— START SUPPLIED RECORDS —
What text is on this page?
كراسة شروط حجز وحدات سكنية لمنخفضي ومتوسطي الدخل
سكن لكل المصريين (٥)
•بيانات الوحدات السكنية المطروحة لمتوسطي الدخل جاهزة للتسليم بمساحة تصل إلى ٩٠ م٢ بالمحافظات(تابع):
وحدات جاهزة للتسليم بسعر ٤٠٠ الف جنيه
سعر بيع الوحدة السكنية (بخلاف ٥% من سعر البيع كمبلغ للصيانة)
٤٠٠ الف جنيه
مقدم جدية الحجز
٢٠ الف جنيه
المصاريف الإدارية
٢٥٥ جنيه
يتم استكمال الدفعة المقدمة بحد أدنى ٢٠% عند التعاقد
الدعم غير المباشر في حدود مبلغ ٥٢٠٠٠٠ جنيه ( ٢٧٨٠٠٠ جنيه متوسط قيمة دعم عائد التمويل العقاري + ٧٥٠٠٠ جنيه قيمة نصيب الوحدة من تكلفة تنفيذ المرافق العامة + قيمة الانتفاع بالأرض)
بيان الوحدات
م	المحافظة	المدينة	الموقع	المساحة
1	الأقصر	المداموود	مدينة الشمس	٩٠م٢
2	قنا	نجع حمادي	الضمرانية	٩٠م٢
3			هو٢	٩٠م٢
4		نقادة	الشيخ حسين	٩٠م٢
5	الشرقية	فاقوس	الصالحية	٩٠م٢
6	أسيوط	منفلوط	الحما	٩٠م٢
— END SUPPLIED RECORDS —
■ **OBJECTIVE**
Return each line of the listing that holds the string "جاهزة".

■ **RESULT**
•بيانات الوحدات السكنية المطروحة لمتوسطي الدخل جاهزة للتسليم بمساحة تصل إلى ٩٠ م٢ بالمحافظات(تابع):
وحدات جاهزة للتسليم بسعر ٤٠٠ الف جنيه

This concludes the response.